Aim — Each line in the entries below that holds the string "保险与理赔" is to be listed.

---

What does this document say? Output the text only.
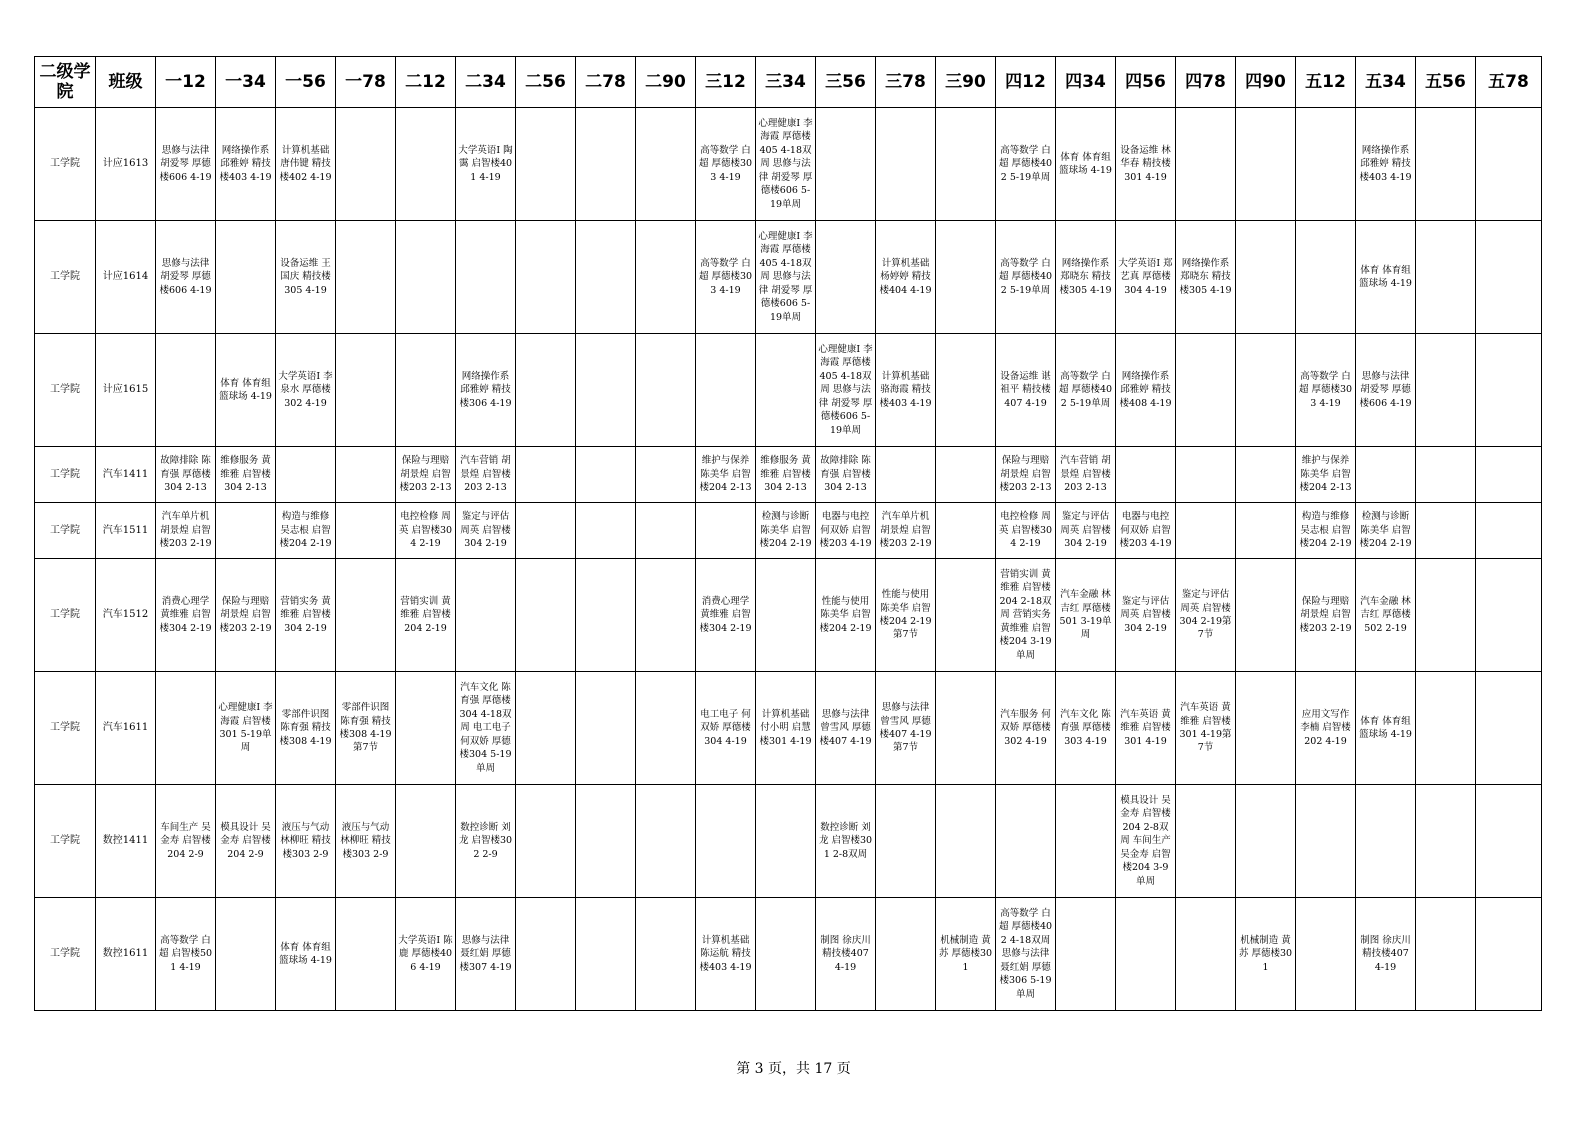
二级学院	班级	一12	一34	一56	一78	二12	二34	二56	二78	二90	三12	三34	三56	三78	三90	四12	四34	四56	四78	四90	五12	五34	五56	五78
工学院	计应1613	思修与法律 胡爱琴 厚德楼606 4-19	网络操作系 邱雅婷 精技楼403 4-19	计算机基础 唐伟键 精技楼402 4-19			大学英语Ⅰ 陶霭 启智楼401 4-19				高等数学 白超 厚德楼303 4-19	心理健康Ⅰ 李海霞 厚德楼405 4-18双周 思修与法律 胡爱琴 厚德楼606 5-19单周				高等数学 白超 厚德楼402 5-19单周	体育 体育组 篮球场 4-19	设备运维 林华春 精技楼301 4-19				网络操作系 邱雅婷 精技楼403 4-19		
工学院	计应1614	思修与法律 胡爱琴 厚德楼606 4-19		设备运维 王国庆 精技楼305 4-19							高等数学 白超 厚德楼303 4-19	心理健康Ⅰ 李海霞 厚德楼405 4-18双周 思修与法律 胡爱琴 厚德楼606 5-19单周		计算机基础 杨婷婷 精技楼404 4-19		高等数学 白超 厚德楼402 5-19单周	网络操作系 郑晓东 精技楼305 4-19	大学英语Ⅰ 郑艺真 厚德楼304 4-19	网络操作系 郑晓东 精技楼305 4-19			体育 体育组 篮球场 4-19		
工学院	计应1615		体育 体育组 篮球场 4-19	大学英语Ⅰ 李泉水 厚德楼302 4-19			网络操作系 邱雅婷 精技楼306 4-19						心理健康Ⅰ 李海霞 厚德楼405 4-18双周 思修与法律 胡爱琴 厚德楼606 5-19单周	计算机基础 骆海霞 精技楼403 4-19		设备运维 谌祖平 精技楼407 4-19	高等数学 白超 厚德楼402 5-19单周	网络操作系 邱雅婷 精技楼408 4-19			高等数学 白超 厚德楼303 4-19	思修与法律 胡爱琴 厚德楼606 4-19		
工学院	汽车1411	故障排除 陈育强 厚德楼304 2-13	维修服务 黄维雅 启智楼304 2-13			保险与理赔 胡景煌 启智楼203 2-13	汽车营销 胡景煌 启智楼203 2-13				维护与保养 陈美华 启智楼204 2-13	维修服务 黄维雅 启智楼304 2-13	故障排除 陈育强 启智楼304 2-13			保险与理赔 胡景煌 启智楼203 2-13	汽车营销 胡景煌 启智楼203 2-13				维护与保养 陈美华 启智楼204 2-13			
工学院	汽车1511	汽车单片机 胡景煌 启智楼203 2-19		构造与维修 吴志根 启智楼204 2-19		电控检修 周英 启智楼304 2-19	鉴定与评估 周英 启智楼304 2-19					检测与诊断 陈美华 启智楼204 2-19	电器与电控 何双娇 启智楼203 4-19	汽车单片机 胡景煌 启智楼203 2-19		电控检修 周英 启智楼304 2-19	鉴定与评估 周英 启智楼304 2-19	电器与电控 何双娇 启智楼203 4-19			构造与维修 吴志根 启智楼204 2-19	检测与诊断 陈美华 启智楼204 2-19		
工学院	汽车1512	消费心理学 黄维雅 启智楼304 2-19	保险与理赔 胡景煌 启智楼203 2-19	营销实务 黄维雅 启智楼304 2-19		营销实训 黄维雅 启智楼204 2-19					消费心理学 黄维雅 启智楼304 2-19		性能与使用 陈美华 启智楼204 2-19	性能与使用 陈美华 启智楼204 2-19第7节		营销实训 黄维雅 启智楼204 2-18双周 营销实务 黄维雅 启智楼204 3-19单周	汽车金融 林吉红 厚德楼501 3-19单周	鉴定与评估 周英 启智楼304 2-19	鉴定与评估 周英 启智楼304 2-19第7节		保险与理赔 胡景煌 启智楼203 2-19	汽车金融 林吉红 厚德楼502 2-19		
工学院	汽车1611		心理健康Ⅰ 李海霞 启智楼301 5-19单周	零部件识图 陈育强 精技楼308 4-19	零部件识图 陈育强 精技楼308 4-19第7节		汽车文化 陈育强 厚德楼304 4-18双周 电工电子 何双娇 厚德楼304 5-19单周				电工电子 何双娇 厚德楼304 4-19	计算机基础 付小明 启慧楼301 4-19	思修与法律 曾雪风 厚德楼407 4-19	思修与法律 曾雪风 厚德楼407 4-19第7节		汽车服务 何双娇 厚德楼302 4-19	汽车文化 陈育强 厚德楼303 4-19	汽车英语 黄维雅 启智楼301 4-19	汽车英语 黄维雅 启智楼301 4-19第7节		应用文写作 李楠 启智楼202 4-19	体育 体育组 篮球场 4-19		
工学院	数控1411	车间生产 吴金寿 启智楼204 2-9	模具设计 吴金寿 启智楼204 2-9	液压与气动 林柳旺 精技楼303 2-9	液压与气动 林柳旺 精技楼303 2-9		数控诊断 刘龙 启智楼302 2-9						数控诊断 刘龙 启智楼301 2-8双周					模具设计 吴金寿 启智楼204 2-8双周 车间生产 吴金寿 启智楼204 3-9单周						
工学院	数控1611	高等数学 白超 启智楼501 4-19		体育 体育组 篮球场 4-19		大学英语Ⅰ 陈鹿 厚德楼406 4-19	思修与法律 聂红娟 厚德楼307 4-19				计算机基础 陈运航 精技楼403 4-19		制图 徐庆川 精技楼407 4-19		机械制造 黄苏 厚德楼301	高等数学 白超 厚德楼402 4-18双周 思修与法律 聂红娟 厚德楼306 5-19单周				机械制造 黄苏 厚德楼301		制图 徐庆川 精技楼407 4-19		
第 3 页，共 17 页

---

Right answer —
工学院	汽车1411	故障排除 陈育强 厚德楼304 2-13	维修服务 黄维雅 启智楼304 2-13			保险与理赔 胡景煌 启智楼203 2-13	汽车营销 胡景煌 启智楼203 2-13				维护与保养 陈美华 启智楼204 2-13	维修服务 黄维雅 启智楼304 2-13	故障排除 陈育强 启智楼304 2-13			保险与理赔 胡景煌 启智楼203 2-13	汽车营销 胡景煌 启智楼203 2-13				维护与保养 陈美华 启智楼204 2-13			
工学院	汽车1512	消费心理学 黄维雅 启智楼304 2-19	保险与理赔 胡景煌 启智楼203 2-19	营销实务 黄维雅 启智楼304 2-19		营销实训 黄维雅 启智楼204 2-19					消费心理学 黄维雅 启智楼304 2-19		性能与使用 陈美华 启智楼204 2-19	性能与使用 陈美华 启智楼204 2-19第7节		营销实训 黄维雅 启智楼204 2-18双周 营销实务 黄维雅 启智楼204 3-19单周	汽车金融 林吉红 厚德楼501 3-19单周	鉴定与评估 周英 启智楼304 2-19	鉴定与评估 周英 启智楼304 2-19第7节		保险与理赔 胡景煌 启智楼203 2-19	汽车金融 林吉红 厚德楼502 2-19		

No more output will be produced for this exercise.